**Excerpted passage**.
** Start **
121. Best Time to Buy and Sell Stock

Q: Why doesn't tracking max - min globally work?

Because the max must come AFTER the min chronologically. If prices = [7, 1, 5, 3, 6, 4], the global min is 1 (day 2) and global max is 7 (day 1) — but day 1 is before day 2, so you can't buy after you sell. The running-minimum approach enforces the time order.

Q: Why is this problem listed as IBM-favorite?

It's a perfect 5-minute warm-up that filters candidates who can derive an invariant from those who can't. IBM phone-screen reports consistently list it as the opener before harder array/DP problems.

easyAsked at IBM

Best Time to Buy and Sell Stock is IBM's array-traversal screener for SWE phone screens and the Watson/Research data-engineering track. The interviewer is grading whether you can derive the running-minimum invariant on a single pass instead of falling into the brute-force double loop.

By Alex Chen, Founder, InterviewChamp.AI · Last verified 2026-05-19

Source citations

Public interview reports confirming this problem appears in IBM loops.

Glassdoor (2026-Q1)— Repeated mention in IBM SWE and cloud-engineering phone screens.
LeetCode (2026-Q1)— Top-30 IBM-tagged problem on the company-frequency list.
GeeksforGeeks (2025-10)— Cited in IBM interview-experience archive (multiple campus recruits).

Problem

You are given an array prices where prices[i] is the price of a given stock on the ith day. You want to maximize your profit by choosing a single day to buy one stock and choosing a different day in the future to sell that stock. Return the maximum profit you can achieve from this transaction. If you cannot achieve any profit, return 0.

Constraints

1 <= prices.length <= 10^5
0 <= prices[i] <= 10^4

Examples

Example 1

Input

prices = [7,1,5,3,6,4]

Output

Explanation: Buy on day 2 (price = 1), sell on day 5 (price = 6). Profit = 6 - 1 = 5.

Example 2

Input

prices = [7,6,4,3,1]

Output

Explanation: No transaction is profitable; return 0.

Approaches

1. Brute force — every (buy, sell) pair

For each day i, try every later day j and track the maximum (prices[j] - prices[i]).

Time: O(n^2)
Space: O(1)
** End **
**The tasks**.
a. Write out the part of the Best Time to Buy and Sell Stock page that opens with the words containing "Q: Why doesn't" and closes with "harder array/DP problems.".
b. Restate as a short list the paragraph of the Best Time to Buy and Sell Stock page that begins "Best Time to Buy and Sell Stock is IBM's array-traversal screener", keeping its main facts.
c. Name every source listed under "Source citations" on the Best Time to Buy and Sell Stock page, along with the date given for each.
The lines after this point are separate material with no connection to the Best Time to Buy and Sell Stock page.

**Annotations of layout elements**.
** Start **
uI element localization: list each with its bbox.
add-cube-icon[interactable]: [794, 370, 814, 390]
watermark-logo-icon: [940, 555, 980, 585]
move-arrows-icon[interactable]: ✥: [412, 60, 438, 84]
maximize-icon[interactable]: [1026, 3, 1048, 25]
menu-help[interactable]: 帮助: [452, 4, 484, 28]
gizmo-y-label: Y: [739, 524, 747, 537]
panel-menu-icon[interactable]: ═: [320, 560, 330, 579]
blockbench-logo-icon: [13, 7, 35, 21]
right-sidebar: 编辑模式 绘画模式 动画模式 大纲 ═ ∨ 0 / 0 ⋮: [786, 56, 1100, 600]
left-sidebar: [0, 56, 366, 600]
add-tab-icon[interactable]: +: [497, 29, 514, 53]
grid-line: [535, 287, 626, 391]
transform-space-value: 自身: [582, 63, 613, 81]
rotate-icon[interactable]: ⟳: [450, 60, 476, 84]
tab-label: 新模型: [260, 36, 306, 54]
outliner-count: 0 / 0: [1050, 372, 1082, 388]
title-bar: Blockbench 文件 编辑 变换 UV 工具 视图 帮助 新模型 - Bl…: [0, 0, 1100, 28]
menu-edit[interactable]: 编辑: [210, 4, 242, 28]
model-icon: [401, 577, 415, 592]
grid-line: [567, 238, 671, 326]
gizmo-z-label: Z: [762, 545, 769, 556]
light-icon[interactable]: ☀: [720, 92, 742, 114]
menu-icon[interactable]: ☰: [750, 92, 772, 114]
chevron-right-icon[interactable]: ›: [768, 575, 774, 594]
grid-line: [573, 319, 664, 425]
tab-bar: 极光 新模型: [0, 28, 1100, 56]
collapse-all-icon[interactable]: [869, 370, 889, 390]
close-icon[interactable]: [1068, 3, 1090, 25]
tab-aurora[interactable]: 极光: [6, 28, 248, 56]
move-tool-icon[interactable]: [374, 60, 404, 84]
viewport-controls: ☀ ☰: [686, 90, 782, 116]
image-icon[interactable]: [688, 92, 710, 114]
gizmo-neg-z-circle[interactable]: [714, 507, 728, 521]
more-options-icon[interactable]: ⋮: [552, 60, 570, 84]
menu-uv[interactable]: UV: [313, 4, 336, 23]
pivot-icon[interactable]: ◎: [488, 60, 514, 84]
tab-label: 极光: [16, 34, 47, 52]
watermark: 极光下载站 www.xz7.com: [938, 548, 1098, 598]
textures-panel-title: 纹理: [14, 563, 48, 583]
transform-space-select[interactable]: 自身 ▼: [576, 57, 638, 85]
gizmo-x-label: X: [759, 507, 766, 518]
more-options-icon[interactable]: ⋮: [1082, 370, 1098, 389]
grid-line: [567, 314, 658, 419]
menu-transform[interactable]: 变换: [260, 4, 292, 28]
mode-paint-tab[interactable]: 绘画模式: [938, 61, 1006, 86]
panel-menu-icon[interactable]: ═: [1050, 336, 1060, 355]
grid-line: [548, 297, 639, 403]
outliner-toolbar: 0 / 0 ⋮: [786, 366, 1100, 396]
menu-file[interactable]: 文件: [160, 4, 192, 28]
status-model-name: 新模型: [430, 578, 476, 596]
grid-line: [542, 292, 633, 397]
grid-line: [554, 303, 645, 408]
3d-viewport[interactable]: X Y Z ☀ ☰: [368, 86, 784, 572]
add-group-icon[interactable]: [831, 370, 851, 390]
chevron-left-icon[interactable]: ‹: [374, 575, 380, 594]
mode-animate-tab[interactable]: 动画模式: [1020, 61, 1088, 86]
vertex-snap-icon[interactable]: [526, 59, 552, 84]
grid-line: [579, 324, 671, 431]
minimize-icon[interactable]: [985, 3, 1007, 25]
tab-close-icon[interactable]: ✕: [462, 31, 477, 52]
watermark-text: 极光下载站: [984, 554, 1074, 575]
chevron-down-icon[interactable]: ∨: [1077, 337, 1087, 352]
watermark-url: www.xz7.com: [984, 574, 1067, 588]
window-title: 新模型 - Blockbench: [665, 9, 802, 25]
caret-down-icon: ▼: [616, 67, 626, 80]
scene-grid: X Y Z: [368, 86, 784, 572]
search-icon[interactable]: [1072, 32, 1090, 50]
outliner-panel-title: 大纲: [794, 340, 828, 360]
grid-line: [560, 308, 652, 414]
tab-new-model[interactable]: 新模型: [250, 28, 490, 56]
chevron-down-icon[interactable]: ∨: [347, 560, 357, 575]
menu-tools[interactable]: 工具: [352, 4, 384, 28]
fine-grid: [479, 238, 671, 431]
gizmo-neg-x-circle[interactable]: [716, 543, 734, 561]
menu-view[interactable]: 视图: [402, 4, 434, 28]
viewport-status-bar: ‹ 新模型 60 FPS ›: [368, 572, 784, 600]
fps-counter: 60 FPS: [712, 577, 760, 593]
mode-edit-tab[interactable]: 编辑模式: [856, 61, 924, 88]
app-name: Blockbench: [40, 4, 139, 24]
** End **
**Per-task outputs**.
a.
Q: Why doesn't tracking max - min globally work?

Because the max must come AFTER the min chronologically. If prices = [7, 1, 5, 3, 6, 4], the global min is 1 (day 2) and global max is 7 (day 1) — but day 1 is before day 2, so you can't buy after you sell. The running-minimum approach enforces the time order.

Q: Why is this problem listed as IBM-favorite?

It's a perfect 5-minute warm-up that filters candidates who can derive an invariant from those who can't. IBM phone-screen reports consistently list it as the opener before harder array/DP problems.

b.
- IBM uses the problem as an array-traversal screener in SWE phone screens and in the Watson/Research data-engineering track.
- The interviewer grades whether the candidate can derive the running-minimum invariant in a single pass.
- The alternative being watched for is the brute-force double loop.

c.
- Glassdoor (2026-Q1)
- LeetCode (2026-Q1)
- GeeksforGeeks (2025-10)